— Start Entries supplied —
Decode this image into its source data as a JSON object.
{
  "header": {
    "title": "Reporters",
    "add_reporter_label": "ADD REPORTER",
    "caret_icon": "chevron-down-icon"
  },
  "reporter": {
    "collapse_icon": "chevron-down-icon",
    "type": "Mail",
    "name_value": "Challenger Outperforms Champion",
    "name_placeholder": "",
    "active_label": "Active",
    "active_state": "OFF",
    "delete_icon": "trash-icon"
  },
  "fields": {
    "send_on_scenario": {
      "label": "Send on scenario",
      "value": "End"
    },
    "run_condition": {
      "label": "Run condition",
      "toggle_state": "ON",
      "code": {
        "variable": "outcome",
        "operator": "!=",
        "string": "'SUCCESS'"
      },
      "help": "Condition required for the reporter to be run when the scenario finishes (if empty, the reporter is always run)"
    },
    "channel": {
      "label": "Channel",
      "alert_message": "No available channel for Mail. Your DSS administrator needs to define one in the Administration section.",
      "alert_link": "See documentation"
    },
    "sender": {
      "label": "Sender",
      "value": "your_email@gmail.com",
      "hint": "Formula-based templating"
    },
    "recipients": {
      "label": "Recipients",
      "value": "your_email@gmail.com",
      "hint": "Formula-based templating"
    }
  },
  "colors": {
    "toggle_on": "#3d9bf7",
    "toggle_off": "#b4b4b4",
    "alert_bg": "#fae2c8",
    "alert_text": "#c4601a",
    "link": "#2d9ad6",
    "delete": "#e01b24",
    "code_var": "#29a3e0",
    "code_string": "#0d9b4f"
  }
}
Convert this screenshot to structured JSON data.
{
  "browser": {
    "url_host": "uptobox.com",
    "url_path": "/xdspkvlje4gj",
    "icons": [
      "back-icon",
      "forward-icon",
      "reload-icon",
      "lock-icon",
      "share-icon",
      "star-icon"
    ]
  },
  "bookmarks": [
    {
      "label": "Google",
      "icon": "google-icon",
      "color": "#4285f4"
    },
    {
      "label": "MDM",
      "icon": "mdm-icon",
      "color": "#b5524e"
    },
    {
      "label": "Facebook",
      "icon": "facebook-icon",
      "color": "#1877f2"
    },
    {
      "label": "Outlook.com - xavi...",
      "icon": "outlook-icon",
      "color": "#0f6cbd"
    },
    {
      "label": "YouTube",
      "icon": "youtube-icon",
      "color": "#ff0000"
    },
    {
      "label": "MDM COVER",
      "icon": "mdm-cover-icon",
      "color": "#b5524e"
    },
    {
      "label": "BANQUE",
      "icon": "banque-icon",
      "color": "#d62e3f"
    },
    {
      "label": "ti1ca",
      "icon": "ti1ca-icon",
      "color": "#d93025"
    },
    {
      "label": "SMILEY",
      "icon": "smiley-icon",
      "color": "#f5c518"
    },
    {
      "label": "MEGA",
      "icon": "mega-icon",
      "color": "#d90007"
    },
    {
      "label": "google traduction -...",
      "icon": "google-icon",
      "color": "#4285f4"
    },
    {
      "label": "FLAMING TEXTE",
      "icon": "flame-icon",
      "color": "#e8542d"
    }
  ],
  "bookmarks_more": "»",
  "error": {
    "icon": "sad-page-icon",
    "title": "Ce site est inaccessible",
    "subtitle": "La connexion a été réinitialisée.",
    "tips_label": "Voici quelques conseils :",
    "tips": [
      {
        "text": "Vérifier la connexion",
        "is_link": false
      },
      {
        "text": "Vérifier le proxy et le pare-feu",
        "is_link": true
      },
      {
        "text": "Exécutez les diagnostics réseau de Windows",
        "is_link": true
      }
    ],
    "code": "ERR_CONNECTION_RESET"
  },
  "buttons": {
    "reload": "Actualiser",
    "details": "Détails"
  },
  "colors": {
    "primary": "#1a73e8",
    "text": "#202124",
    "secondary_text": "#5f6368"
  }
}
— End Entries supplied —
— Start Entries supplied —
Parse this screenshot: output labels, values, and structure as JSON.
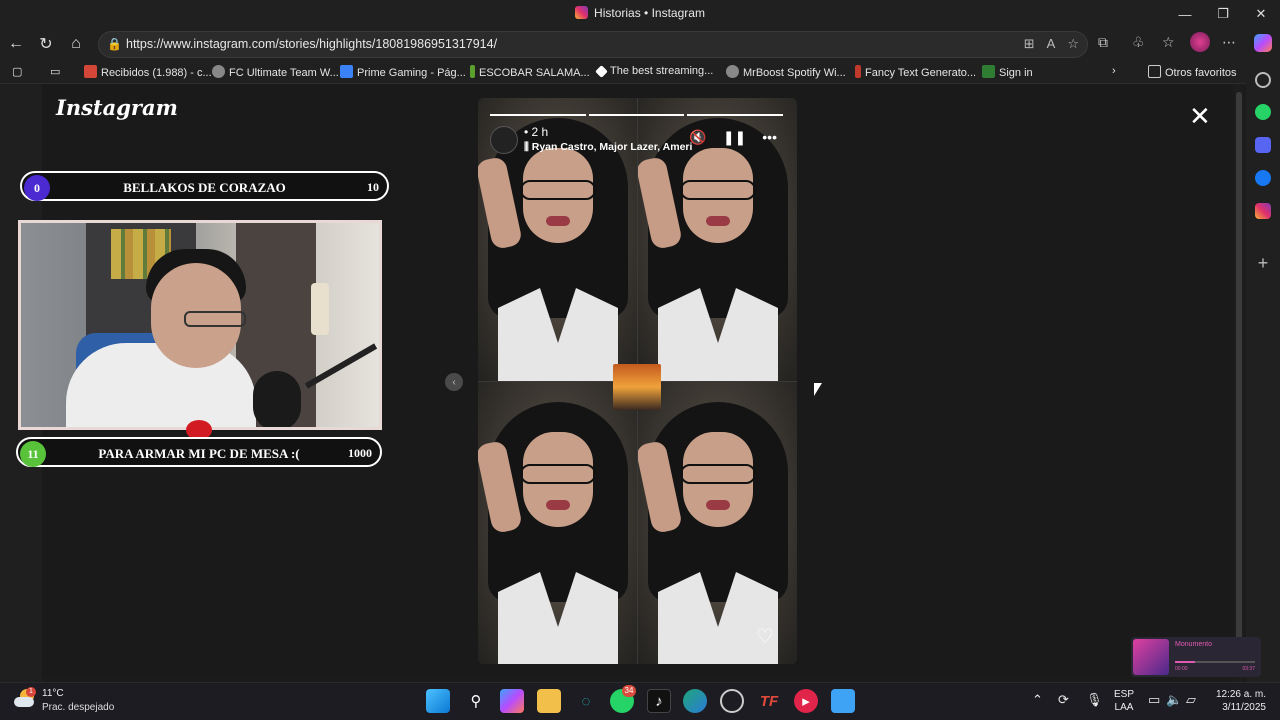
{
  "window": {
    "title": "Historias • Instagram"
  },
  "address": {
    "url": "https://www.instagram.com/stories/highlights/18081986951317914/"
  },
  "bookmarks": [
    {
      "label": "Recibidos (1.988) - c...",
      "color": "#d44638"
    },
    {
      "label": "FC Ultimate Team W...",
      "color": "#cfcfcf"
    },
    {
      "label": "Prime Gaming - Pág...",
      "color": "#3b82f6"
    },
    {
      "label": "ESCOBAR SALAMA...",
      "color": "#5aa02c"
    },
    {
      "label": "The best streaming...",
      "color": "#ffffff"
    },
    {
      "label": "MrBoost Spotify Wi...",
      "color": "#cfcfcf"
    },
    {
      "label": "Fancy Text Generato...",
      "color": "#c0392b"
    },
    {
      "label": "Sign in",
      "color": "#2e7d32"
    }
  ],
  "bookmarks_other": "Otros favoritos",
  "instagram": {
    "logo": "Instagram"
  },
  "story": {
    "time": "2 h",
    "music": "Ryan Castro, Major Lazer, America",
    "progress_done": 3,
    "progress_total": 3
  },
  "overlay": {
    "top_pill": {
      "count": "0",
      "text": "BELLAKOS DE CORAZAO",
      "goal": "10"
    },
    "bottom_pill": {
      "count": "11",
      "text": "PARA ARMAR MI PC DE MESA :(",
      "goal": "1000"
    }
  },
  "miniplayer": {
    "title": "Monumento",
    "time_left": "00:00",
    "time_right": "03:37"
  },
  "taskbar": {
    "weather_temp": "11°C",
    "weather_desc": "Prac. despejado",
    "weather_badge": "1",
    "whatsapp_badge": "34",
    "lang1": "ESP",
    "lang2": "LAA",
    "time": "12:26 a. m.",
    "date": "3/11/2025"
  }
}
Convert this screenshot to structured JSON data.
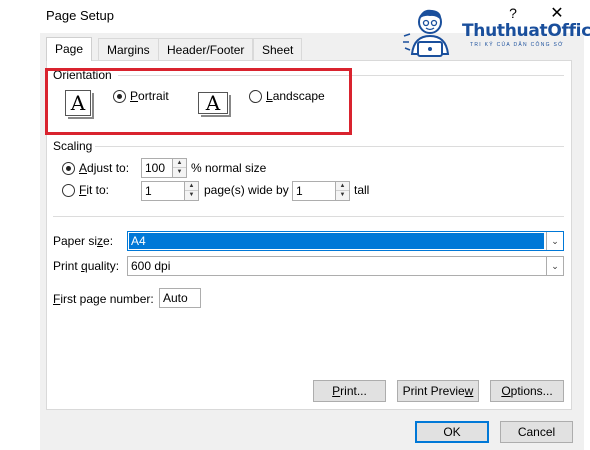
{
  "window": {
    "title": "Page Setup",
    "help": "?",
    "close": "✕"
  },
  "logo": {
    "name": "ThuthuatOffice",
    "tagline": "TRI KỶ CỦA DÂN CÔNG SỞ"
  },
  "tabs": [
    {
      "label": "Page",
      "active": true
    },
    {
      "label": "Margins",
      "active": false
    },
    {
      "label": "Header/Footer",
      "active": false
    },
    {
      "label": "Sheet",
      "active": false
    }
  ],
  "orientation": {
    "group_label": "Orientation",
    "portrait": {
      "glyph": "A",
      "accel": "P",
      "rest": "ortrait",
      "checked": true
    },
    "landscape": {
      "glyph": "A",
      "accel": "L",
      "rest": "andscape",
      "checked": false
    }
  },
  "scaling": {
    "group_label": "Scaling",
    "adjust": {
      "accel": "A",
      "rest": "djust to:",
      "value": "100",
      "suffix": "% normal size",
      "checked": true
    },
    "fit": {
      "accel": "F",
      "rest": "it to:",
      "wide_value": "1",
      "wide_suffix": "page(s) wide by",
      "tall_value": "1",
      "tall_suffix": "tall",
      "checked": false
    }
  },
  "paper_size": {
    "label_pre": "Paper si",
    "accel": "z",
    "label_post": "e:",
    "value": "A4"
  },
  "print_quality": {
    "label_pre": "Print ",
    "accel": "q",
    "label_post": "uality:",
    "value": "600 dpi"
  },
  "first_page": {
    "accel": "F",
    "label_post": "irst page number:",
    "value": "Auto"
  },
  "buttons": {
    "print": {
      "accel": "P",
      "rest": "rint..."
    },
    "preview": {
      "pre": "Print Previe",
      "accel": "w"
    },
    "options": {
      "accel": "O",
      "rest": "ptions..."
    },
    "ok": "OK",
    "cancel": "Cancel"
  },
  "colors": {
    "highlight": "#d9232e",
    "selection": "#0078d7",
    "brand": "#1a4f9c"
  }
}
— End Entries supplied —
What count of lines in the listing contain the word "Vérifier"? Reply with the number only.

2